Copy out all the entries word for word.

* begin Dataset excerpts *

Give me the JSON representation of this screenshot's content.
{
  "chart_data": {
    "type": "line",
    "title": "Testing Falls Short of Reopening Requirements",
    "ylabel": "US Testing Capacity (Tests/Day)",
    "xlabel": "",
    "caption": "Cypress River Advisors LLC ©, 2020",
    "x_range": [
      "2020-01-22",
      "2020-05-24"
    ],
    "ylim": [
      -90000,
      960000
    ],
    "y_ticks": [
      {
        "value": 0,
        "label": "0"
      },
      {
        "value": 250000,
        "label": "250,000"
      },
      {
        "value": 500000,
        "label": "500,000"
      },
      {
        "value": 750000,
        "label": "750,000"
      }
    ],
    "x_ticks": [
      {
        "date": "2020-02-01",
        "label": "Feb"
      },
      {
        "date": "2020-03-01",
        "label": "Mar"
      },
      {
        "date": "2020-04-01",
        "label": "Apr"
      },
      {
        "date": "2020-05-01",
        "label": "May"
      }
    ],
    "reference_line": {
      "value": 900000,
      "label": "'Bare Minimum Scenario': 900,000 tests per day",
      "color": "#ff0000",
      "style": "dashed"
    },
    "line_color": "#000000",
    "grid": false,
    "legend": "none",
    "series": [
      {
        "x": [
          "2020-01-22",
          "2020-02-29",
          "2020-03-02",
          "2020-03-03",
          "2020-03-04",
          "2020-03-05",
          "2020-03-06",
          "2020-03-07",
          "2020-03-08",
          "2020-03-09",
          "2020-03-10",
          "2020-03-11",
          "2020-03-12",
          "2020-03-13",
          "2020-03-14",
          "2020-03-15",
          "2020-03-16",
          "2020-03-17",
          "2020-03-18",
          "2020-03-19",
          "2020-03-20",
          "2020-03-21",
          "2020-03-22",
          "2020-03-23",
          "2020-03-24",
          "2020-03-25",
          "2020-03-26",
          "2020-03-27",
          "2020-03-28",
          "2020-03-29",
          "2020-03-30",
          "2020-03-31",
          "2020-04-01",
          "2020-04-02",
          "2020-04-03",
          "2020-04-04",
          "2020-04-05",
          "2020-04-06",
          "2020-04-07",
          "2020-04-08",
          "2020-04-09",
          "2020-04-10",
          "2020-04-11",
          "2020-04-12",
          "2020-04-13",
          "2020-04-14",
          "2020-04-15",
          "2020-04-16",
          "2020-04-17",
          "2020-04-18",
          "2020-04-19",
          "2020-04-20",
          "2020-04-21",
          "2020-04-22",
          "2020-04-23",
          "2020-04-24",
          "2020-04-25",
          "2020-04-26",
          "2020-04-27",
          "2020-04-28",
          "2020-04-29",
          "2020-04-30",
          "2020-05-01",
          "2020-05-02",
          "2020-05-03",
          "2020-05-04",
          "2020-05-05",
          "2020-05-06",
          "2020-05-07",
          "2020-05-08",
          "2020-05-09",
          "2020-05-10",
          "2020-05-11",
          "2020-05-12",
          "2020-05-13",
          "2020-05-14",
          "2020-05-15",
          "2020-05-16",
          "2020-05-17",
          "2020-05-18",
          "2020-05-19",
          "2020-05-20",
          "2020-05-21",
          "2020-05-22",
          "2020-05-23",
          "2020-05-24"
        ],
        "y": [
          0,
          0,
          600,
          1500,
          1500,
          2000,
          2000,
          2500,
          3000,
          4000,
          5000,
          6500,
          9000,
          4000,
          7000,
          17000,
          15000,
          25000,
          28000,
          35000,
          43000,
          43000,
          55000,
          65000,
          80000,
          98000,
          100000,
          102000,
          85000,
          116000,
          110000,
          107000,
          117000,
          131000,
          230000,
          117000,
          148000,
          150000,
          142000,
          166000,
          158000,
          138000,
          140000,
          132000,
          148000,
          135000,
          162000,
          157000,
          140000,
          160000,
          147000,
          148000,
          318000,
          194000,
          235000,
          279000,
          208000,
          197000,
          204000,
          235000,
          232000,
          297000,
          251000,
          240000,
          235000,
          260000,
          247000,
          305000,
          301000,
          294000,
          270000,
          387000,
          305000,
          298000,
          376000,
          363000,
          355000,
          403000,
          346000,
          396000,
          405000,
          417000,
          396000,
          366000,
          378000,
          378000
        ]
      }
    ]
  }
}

* end Dataset excerpts *

_Reply to the exercise_.
Give me the JSON representation of this screenshot's content.
{
  "chart_data": {
    "type": "line",
    "title": "Testing Falls Short of Reopening Requirements",
    "ylabel": "US Testing Capacity (Tests/Day)",
    "xlabel": "",
    "caption": "Cypress River Advisors LLC ©, 2020",
    "x_range": [
      "2020-01-22",
      "2020-05-24"
    ],
    "ylim": [
      -90000,
      960000
    ],
    "y_ticks": [
      {
        "value": 0,
        "label": "0"
      },
      {
        "value": 250000,
        "label": "250,000"
      },
      {
        "value": 500000,
        "label": "500,000"
      },
      {
        "value": 750000,
        "label": "750,000"
      }
    ],
    "x_ticks": [
      {
        "date": "2020-02-01",
        "label": "Feb"
      },
      {
        "date": "2020-03-01",
        "label": "Mar"
      },
      {
        "date": "2020-04-01",
        "label": "Apr"
      },
      {
        "date": "2020-05-01",
        "label": "May"
      }
    ],
    "reference_line": {
      "value": 900000,
      "label": "'Bare Minimum Scenario': 900,000 tests per day",
      "color": "#ff0000",
      "style": "dashed"
    },
    "line_color": "#000000",
    "grid": false,
    "legend": "none",
    "series": [
      {
        "x": [
          "2020-01-22",
          "2020-02-29",
          "2020-03-02",
          "2020-03-03",
          "2020-03-04",
          "2020-03-05",
          "2020-03-06",
          "2020-03-07",
          "2020-03-08",
          "2020-03-09",
          "2020-03-10",
          "2020-03-11",
          "2020-03-12",
          "2020-03-13",
          "2020-03-14",
          "2020-03-15",
          "2020-03-16",
          "2020-03-17",
          "2020-03-18",
          "2020-03-19",
          "2020-03-20",
          "2020-03-21",
          "2020-03-22",
          "2020-03-23",
          "2020-03-24",
          "2020-03-25",
          "2020-03-26",
          "2020-03-27",
          "2020-03-28",
          "2020-03-29",
          "2020-03-30",
          "2020-03-31",
          "2020-04-01",
          "2020-04-02",
          "2020-04-03",
          "2020-04-04",
          "2020-04-05",
          "2020-04-06",
          "2020-04-07",
          "2020-04-08",
          "2020-04-09",
          "2020-04-10",
          "2020-04-11",
          "2020-04-12",
          "2020-04-13",
          "2020-04-14",
          "2020-04-15",
          "2020-04-16",
          "2020-04-17",
          "2020-04-18",
          "2020-04-19",
          "2020-04-20",
          "2020-04-21",
          "2020-04-22",
          "2020-04-23",
          "2020-04-24",
          "2020-04-25",
          "2020-04-26",
          "2020-04-27",
          "2020-04-28",
          "2020-04-29",
          "2020-04-30",
          "2020-05-01",
          "2020-05-02",
          "2020-05-03",
          "2020-05-04",
          "2020-05-05",
          "2020-05-06",
          "2020-05-07",
          "2020-05-08",
          "2020-05-09",
          "2020-05-10",
          "2020-05-11",
          "2020-05-12",
          "2020-05-13",
          "2020-05-14",
          "2020-05-15",
          "2020-05-16",
          "2020-05-17",
          "2020-05-18",
          "2020-05-19",
          "2020-05-20",
          "2020-05-21",
          "2020-05-22",
          "2020-05-23",
          "2020-05-24"
        ],
        "y": [
          0,
          0,
          600,
          1500,
          1500,
          2000,
          2000,
          2500,
          3000,
          4000,
          5000,
          6500,
          9000,
          4000,
          7000,
          17000,
          15000,
          25000,
          28000,
          35000,
          43000,
          43000,
          55000,
          65000,
          80000,
          98000,
          100000,
          102000,
          85000,
          116000,
          110000,
          107000,
          117000,
          131000,
          230000,
          117000,
          148000,
          150000,
          142000,
          166000,
          158000,
          138000,
          140000,
          132000,
          148000,
          135000,
          162000,
          157000,
          140000,
          160000,
          147000,
          148000,
          318000,
          194000,
          235000,
          279000,
          208000,
          197000,
          204000,
          235000,
          232000,
          297000,
          251000,
          240000,
          235000,
          260000,
          247000,
          305000,
          301000,
          294000,
          270000,
          387000,
          305000,
          298000,
          376000,
          363000,
          355000,
          403000,
          346000,
          396000,
          405000,
          417000,
          396000,
          366000,
          378000,
          378000
        ]
      }
    ]
  }
}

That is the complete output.